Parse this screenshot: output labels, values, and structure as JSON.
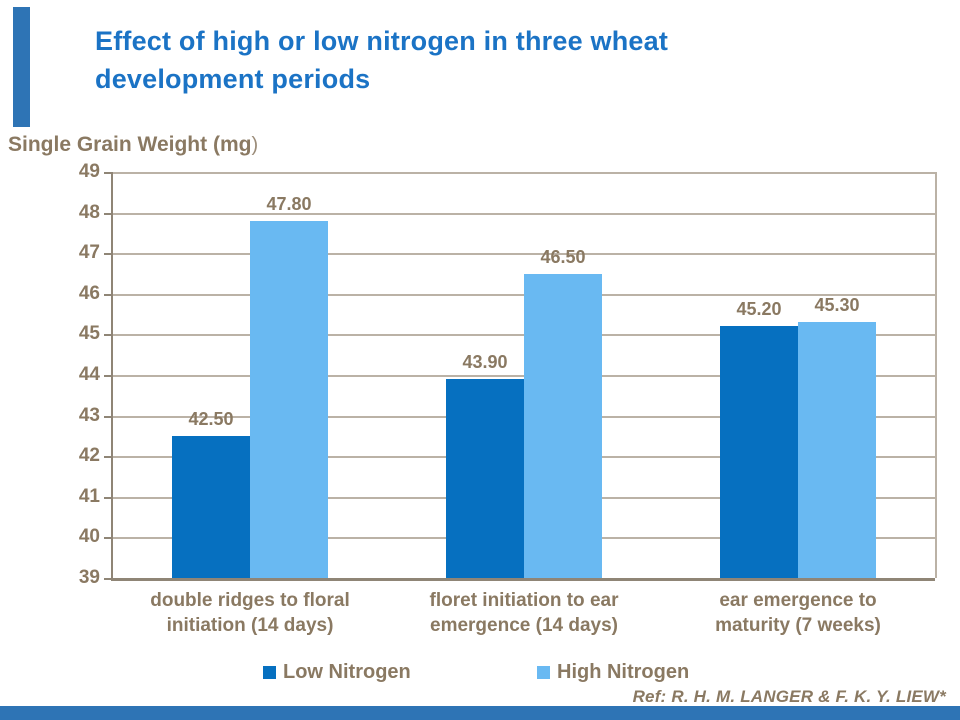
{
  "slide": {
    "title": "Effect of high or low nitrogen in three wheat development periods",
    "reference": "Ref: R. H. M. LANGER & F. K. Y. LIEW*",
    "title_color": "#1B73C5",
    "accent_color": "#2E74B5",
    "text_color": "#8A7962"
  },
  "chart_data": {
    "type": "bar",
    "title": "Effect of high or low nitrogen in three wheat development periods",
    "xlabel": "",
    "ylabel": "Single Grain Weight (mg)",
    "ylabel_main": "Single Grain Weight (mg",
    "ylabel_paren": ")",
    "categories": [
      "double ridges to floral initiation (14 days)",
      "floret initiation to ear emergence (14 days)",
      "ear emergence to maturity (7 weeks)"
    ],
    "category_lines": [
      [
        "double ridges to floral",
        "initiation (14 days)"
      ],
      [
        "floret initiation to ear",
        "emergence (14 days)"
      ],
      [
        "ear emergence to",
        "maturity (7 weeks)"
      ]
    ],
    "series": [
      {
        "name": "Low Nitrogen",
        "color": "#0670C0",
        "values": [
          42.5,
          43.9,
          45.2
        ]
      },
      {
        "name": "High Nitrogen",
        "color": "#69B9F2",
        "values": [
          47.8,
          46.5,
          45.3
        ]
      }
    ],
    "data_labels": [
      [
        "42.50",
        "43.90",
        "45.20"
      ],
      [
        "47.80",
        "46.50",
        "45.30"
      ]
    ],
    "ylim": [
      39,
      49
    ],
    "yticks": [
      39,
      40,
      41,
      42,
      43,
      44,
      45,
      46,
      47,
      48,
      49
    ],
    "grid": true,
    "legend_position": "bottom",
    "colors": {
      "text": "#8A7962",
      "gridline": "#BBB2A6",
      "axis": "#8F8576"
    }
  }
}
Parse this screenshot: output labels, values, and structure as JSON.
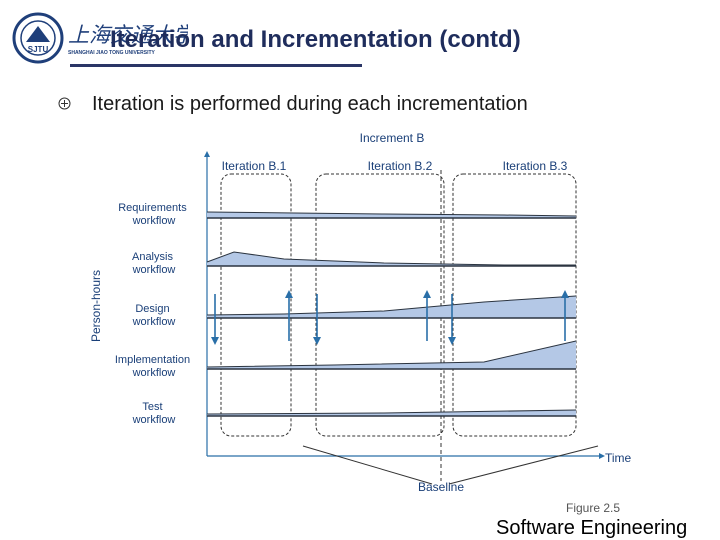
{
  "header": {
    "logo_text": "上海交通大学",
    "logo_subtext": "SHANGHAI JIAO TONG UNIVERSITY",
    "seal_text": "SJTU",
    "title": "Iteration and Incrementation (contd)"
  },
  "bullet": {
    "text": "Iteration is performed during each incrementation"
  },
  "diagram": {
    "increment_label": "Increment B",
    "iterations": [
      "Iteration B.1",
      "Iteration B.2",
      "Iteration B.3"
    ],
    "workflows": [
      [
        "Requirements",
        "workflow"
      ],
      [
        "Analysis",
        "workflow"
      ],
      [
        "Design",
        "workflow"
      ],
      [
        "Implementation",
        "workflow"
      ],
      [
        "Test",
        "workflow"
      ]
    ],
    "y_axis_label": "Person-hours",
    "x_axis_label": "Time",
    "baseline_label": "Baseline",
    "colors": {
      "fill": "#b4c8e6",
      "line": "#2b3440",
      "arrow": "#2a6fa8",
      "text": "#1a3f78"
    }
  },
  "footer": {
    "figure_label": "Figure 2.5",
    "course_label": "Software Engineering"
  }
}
● ● ● ● ● ● ●
Problem description:
Will you restate every entry word for word and omit the images?

Answer for the task:
Parse this screenshot: output labels, values, and structure as JSON.
{
  "slide": {
    "title": "Effect of high or low nitrogen in three wheat development periods",
    "reference": "Ref: R. H. M. LANGER & F. K. Y. LIEW*",
    "title_color": "#1B73C5",
    "accent_color": "#2E74B5",
    "text_color": "#8A7962"
  },
  "chart_data": {
    "type": "bar",
    "title": "Effect of high or low nitrogen in three wheat development periods",
    "xlabel": "",
    "ylabel": "Single Grain Weight (mg)",
    "ylabel_main": "Single Grain Weight (mg",
    "ylabel_paren": ")",
    "categories": [
      "double ridges to floral initiation (14 days)",
      "floret initiation to ear emergence (14 days)",
      "ear emergence to maturity (7 weeks)"
    ],
    "category_lines": [
      [
        "double ridges to floral",
        "initiation (14 days)"
      ],
      [
        "floret initiation to ear",
        "emergence (14 days)"
      ],
      [
        "ear emergence to",
        "maturity (7 weeks)"
      ]
    ],
    "series": [
      {
        "name": "Low Nitrogen",
        "color": "#0670C0",
        "values": [
          42.5,
          43.9,
          45.2
        ]
      },
      {
        "name": "High Nitrogen",
        "color": "#69B9F2",
        "values": [
          47.8,
          46.5,
          45.3
        ]
      }
    ],
    "data_labels": [
      [
        "42.50",
        "43.90",
        "45.20"
      ],
      [
        "47.80",
        "46.50",
        "45.30"
      ]
    ],
    "ylim": [
      39,
      49
    ],
    "yticks": [
      39,
      40,
      41,
      42,
      43,
      44,
      45,
      46,
      47,
      48,
      49
    ],
    "grid": true,
    "legend_position": "bottom",
    "colors": {
      "text": "#8A7962",
      "gridline": "#BBB2A6",
      "axis": "#8F8576"
    }
  }
}
Parse this screenshot: output labels, values, and structure as JSON.
{
  "header": {
    "logo_text": "上海交通大学",
    "logo_subtext": "SHANGHAI JIAO TONG UNIVERSITY",
    "seal_text": "SJTU",
    "title": "Iteration and Incrementation (contd)"
  },
  "bullet": {
    "text": "Iteration is performed during each incrementation"
  },
  "diagram": {
    "increment_label": "Increment B",
    "iterations": [
      "Iteration B.1",
      "Iteration B.2",
      "Iteration B.3"
    ],
    "workflows": [
      [
        "Requirements",
        "workflow"
      ],
      [
        "Analysis",
        "workflow"
      ],
      [
        "Design",
        "workflow"
      ],
      [
        "Implementation",
        "workflow"
      ],
      [
        "Test",
        "workflow"
      ]
    ],
    "y_axis_label": "Person-hours",
    "x_axis_label": "Time",
    "baseline_label": "Baseline",
    "colors": {
      "fill": "#b4c8e6",
      "line": "#2b3440",
      "arrow": "#2a6fa8",
      "text": "#1a3f78"
    }
  },
  "footer": {
    "figure_label": "Figure 2.5",
    "course_label": "Software Engineering"
  }
}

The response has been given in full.